### What the task asks
For each line of the data below that holds "konstruksiyalarni", copy the line.
-- begin Materials provided --
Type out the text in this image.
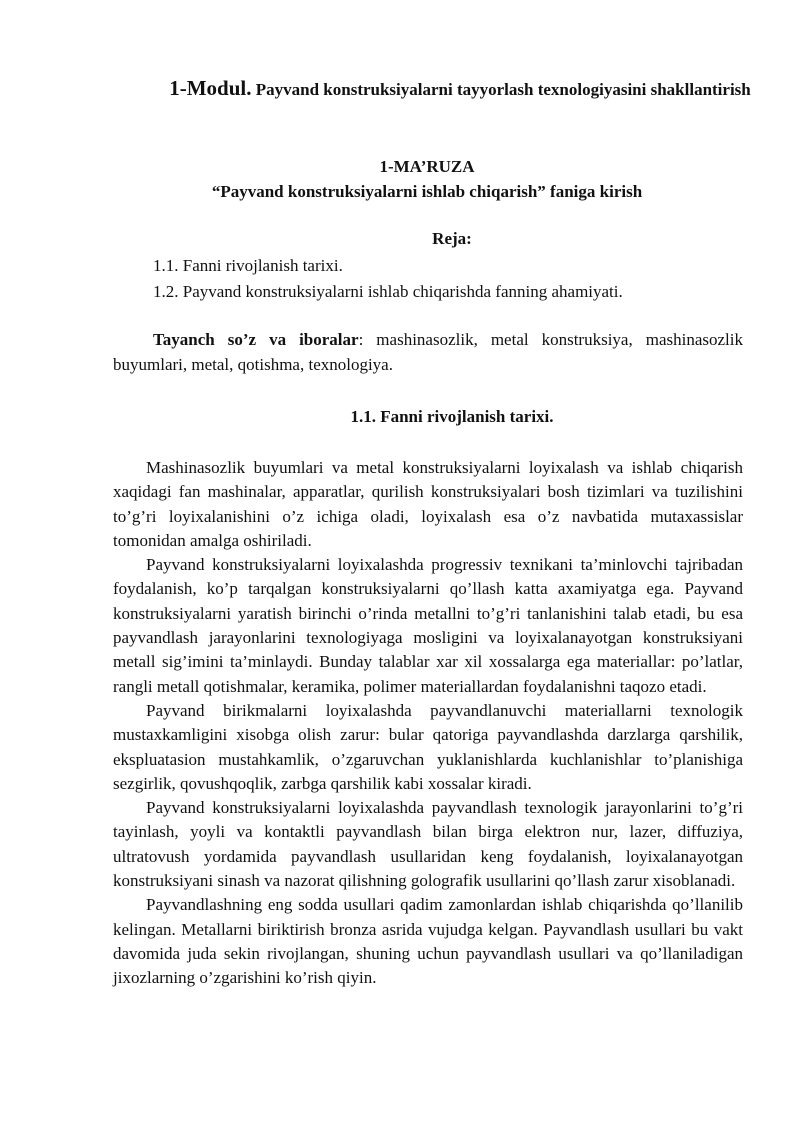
1-Modul. Payvand konstruksiyalarni tayyorlash texnologiyasini shakllantirish
1-MA’RUZA
“Payvand konstruksiyalarni ishlab chiqarish” faniga kirish
Reja:
1.1. Fanni rivojlanish tarixi.
1.2. Payvand konstruksiyalarni ishlab chiqarishda fanning ahamiyati.
Tayanch so’z va iboralar: mashinasozlik, metal konstruksiya, mashinasozlik buyumlari, metal, qotishma, texnologiya.
1.1. Fanni rivojlanish tarixi.

Mashinasozlik buyumlari va metal konstruksiyalarni loyixalash va ishlab chiqarish xaqidagi fan mashinalar, apparatlar, qurilish konstruksiyalari bosh tizimlari va tuzilishini to’g’ri loyixalanishini o’z ichiga oladi, loyixalash esa o’z navbatida mutaxassislar tomonidan amalga oshiriladi.

Payvand konstruksiyalarni loyixalashda progressiv texnikani ta’minlovchi tajribadan foydalanish, ko’p tarqalgan konstruksiyalarni qo’llash katta axamiyatga ega. Payvand konstruksiyalarni yaratish birinchi o’rinda metallni to’g’ri tanlanishini talab etadi, bu esa payvandlash jarayonlarini texnologiyaga mosligini va loyixalanayotgan konstruksiyani metall sig’imini ta’minlaydi. Bunday talablar xar xil xossalarga ega materiallar: po’latlar, rangli metall qotishmalar, keramika, polimer materiallardan foydalanishni taqozo etadi.

Payvand birikmalarni loyixalashda payvandlanuvchi materiallarni texnologik mustaxkamligini xisobga olish zarur: bular qatoriga payvandlashda darzlarga qarshilik, ekspluatasion mustahkamlik, o’zgaruvchan yuklanishlarda kuchlanishlar to’planishiga sezgirlik, qovushqoqlik, zarbga qarshilik kabi xossalar kiradi.

Payvand konstruksiyalarni loyixalashda payvandlash texnologik jarayonlarini to’g’ri tayinlash, yoyli va kontaktli payvandlash bilan birga elektron nur, lazer, diffuziya, ultratovush yordamida payvandlash usullaridan keng foydalanish, loyixalanayotgan konstruksiyani sinash va nazorat qilishning golografik usullarini qo’llash zarur xisoblanadi.

Payvandlashning eng sodda usullari qadim zamonlardan ishlab chiqarishda qo’llanilib kelingan. Metallarni biriktirish bronza asrida vujudga kelgan. Payvandlash usullari bu vakt davomida juda sekin rivojlangan, shuning uchun payvandlash usullari va qo’llaniladigan jixozlarning o’zgarishini ko’rish qiyin.
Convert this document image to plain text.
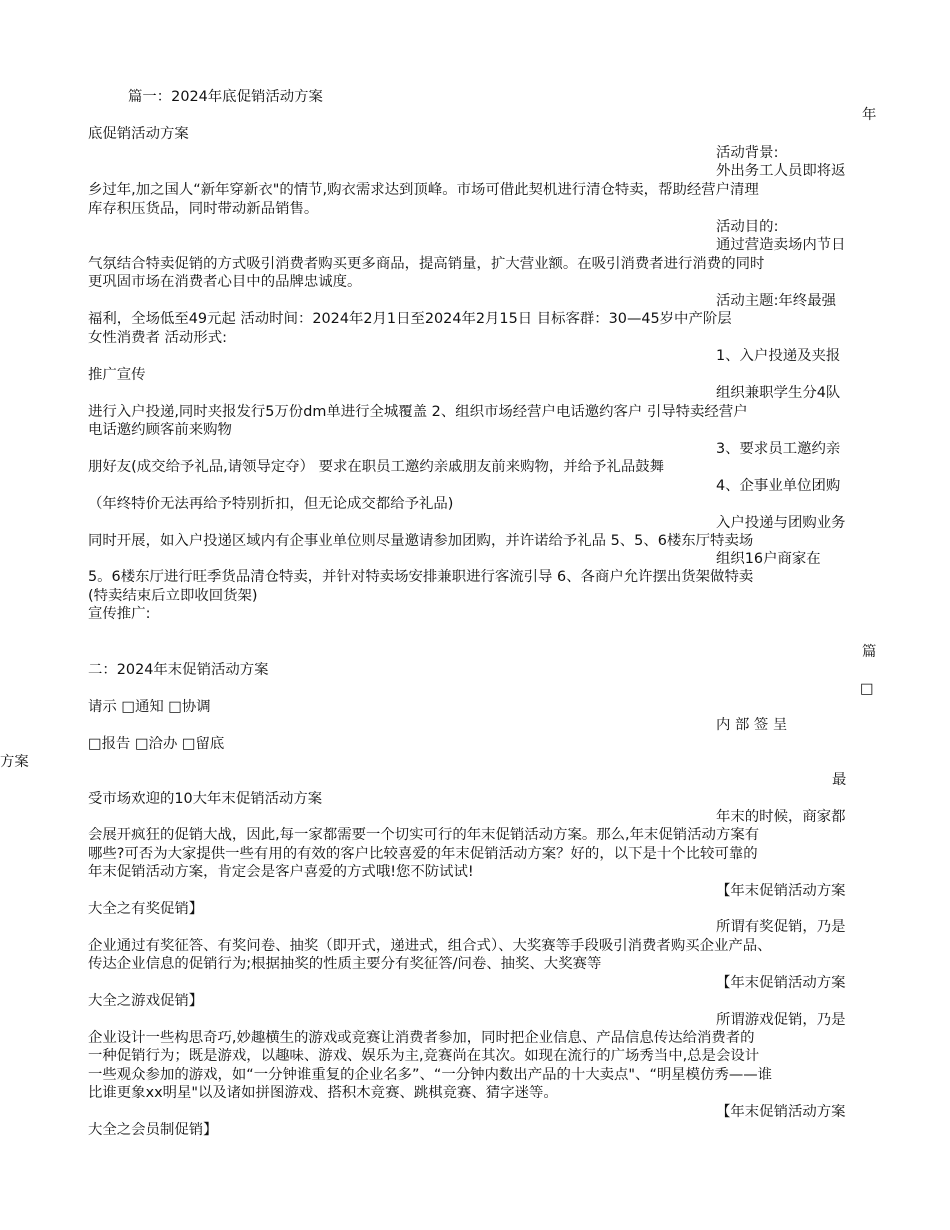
篇一：2024年底促销活动方案
年
底促销活动方案
活动背景:
外出务工人员即将返
乡过年,加之国人“新年穿新衣"的情节,购衣需求达到顶峰。市场可借此契机进行清仓特卖，帮助经营户清理
库存积压货品，同时带动新品销售。
活动目的:
通过营造卖场内节日
气氛结合特卖促销的方式吸引消费者购买更多商品，提高销量，扩大营业额。在吸引消费者进行消费的同时
更巩固市场在消费者心目中的品牌忠诚度。
活动主题:年终最强
福利，全场低至49元起 活动时间：2024年2月1日至2024年2月15日 目标客群：30—45岁中产阶层
女性消费者 活动形式:
1、入户投递及夹报
推广宣传
组织兼职学生分4队
进行入户投递,同时夹报发行5万份dm单进行全城覆盖 2、组织市场经营户电话邀约客户 引导特卖经营户
电话邀约顾客前来购物
3、要求员工邀约亲
朋好友(成交给予礼品,请领导定夺） 要求在职员工邀约亲戚朋友前来购物，并给予礼品鼓舞
4、企事业单位团购
（年终特价无法再给予特别折扣，但无论成交都给予礼品)
入户投递与团购业务
同时开展，如入户投递区域内有企事业单位则尽量邀请参加团购，并许诺给予礼品 5、5、6楼东厅特卖场
组织16户商家在
5。6楼东厅进行旺季货品清仓特卖，并针对特卖场安排兼职进行客流引导 6、各商户允许摆出货架做特卖
(特卖结束后立即收回货架)
宣传推广:
篇
二：2024年末促销活动方案
□
请示 □通知 □协调
内 部 签 呈
□报告 □洽办 □留底
方案
最
受市场欢迎的10大年末促销活动方案
年末的时候，商家都
会展开疯狂的促销大战，因此,每一家都需要一个切实可行的年末促销活动方案。那么,年末促销活动方案有
哪些?可否为大家提供一些有用的有效的客户比较喜爱的年末促销活动方案？好的，以下是十个比较可靠的
年末促销活动方案，肯定会是客户喜爱的方式哦!您不防试试!
【年末促销活动方案
大全之有奖促销】
所谓有奖促销，乃是
企业通过有奖征答、有奖问卷、抽奖（即开式，递进式，组合式）、大奖赛等手段吸引消费者购买企业产品、
传达企业信息的促销行为;根据抽奖的性质主要分有奖征答/问卷、抽奖、大奖赛等
【年末促销活动方案
大全之游戏促销】
所谓游戏促销，乃是
企业设计一些构思奇巧,妙趣横生的游戏或竞赛让消费者参加，同时把企业信息、产品信息传达给消费者的
一种促销行为；既是游戏，以趣味、游戏、娱乐为主,竞赛尚在其次。如现在流行的广场秀当中,总是会设计
一些观众参加的游戏，如“一分钟谁重复的企业名多”、“一分钟内数出产品的十大卖点"、“明星模仿秀——谁
比谁更象xx明星"以及诸如拼图游戏、搭积木竞赛、跳棋竞赛、猜字迷等。
【年末促销活动方案
大全之会员制促销】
-- end Materials provided --
### Result of the exercise
1-Modul. Payvand konstruksiyalarni tayyorlash texnologiyasini shakllantirish
“Payvand konstruksiyalarni ishlab chiqarish” faniga kirish
1.2. Payvand konstruksiyalarni ishlab chiqarishda fanning ahamiyati.
Mashinasozlik buyumlari va metal konstruksiyalarni loyixalash va ishlab chiqarish xaqidagi fan mashinalar, apparatlar, qurilish konstruksiyalari bosh tizimlari va tuzilishini to’g’ri loyixalanishini o’z ichiga oladi, loyixalash esa o’z navbatida mutaxassislar tomonidan amalga oshiriladi.
Payvand konstruksiyalarni loyixalashda progressiv texnikani ta’minlovchi tajribadan foydalanish, ko’p tarqalgan konstruksiyalarni qo’llash katta axamiyatga ega. Payvand konstruksiyalarni yaratish birinchi o’rinda metallni to’g’ri tanlanishini talab etadi, bu esa payvandlash jarayonlarini texnologiyaga mosligini va loyixalanayotgan konstruksiyani metall sig’imini ta’minlaydi. Bunday talablar xar xil xossalarga ega materiallar: po’latlar, rangli metall qotishmalar, keramika, polimer materiallardan foydalanishni taqozo etadi.
Payvand konstruksiyalarni loyixalashda payvandlash texnologik jarayonlarini to’g’ri tayinlash, yoyli va kontaktli payvandlash bilan birga elektron nur, lazer, diffuziya, ultratovush yordamida payvandlash usullaridan keng foydalanish, loyixalanayotgan konstruksiyani sinash va nazorat qilishning golografik usullarini qo’llash zarur xisoblanadi.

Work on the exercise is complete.